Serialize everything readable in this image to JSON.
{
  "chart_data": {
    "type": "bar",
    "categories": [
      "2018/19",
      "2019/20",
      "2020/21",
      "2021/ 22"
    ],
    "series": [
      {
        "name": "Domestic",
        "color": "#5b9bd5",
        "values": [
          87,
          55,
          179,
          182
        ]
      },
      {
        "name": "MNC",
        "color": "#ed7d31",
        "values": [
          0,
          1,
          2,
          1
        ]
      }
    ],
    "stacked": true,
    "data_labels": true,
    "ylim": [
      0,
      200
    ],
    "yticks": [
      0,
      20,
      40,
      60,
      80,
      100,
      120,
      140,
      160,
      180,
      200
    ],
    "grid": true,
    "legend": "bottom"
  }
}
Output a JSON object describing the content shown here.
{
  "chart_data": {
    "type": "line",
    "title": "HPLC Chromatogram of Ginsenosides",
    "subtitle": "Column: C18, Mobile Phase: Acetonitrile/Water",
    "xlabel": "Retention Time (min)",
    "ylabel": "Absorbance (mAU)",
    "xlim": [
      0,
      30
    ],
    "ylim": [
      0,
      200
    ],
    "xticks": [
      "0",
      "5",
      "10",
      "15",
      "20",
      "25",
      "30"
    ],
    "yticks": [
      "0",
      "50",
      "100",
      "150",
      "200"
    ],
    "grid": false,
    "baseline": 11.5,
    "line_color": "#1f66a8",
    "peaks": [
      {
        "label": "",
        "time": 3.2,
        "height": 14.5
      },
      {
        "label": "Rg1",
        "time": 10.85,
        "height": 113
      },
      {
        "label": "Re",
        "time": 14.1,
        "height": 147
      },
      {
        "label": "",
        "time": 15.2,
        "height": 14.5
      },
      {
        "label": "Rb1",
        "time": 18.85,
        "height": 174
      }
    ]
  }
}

● ● ●

YOUR TASK: From the listing above, collect each line in which the string "JSON" appears.

EXERCISE ANSWER:
Serialize everything readable in this image to JSON.
Output a JSON object describing the content shown here.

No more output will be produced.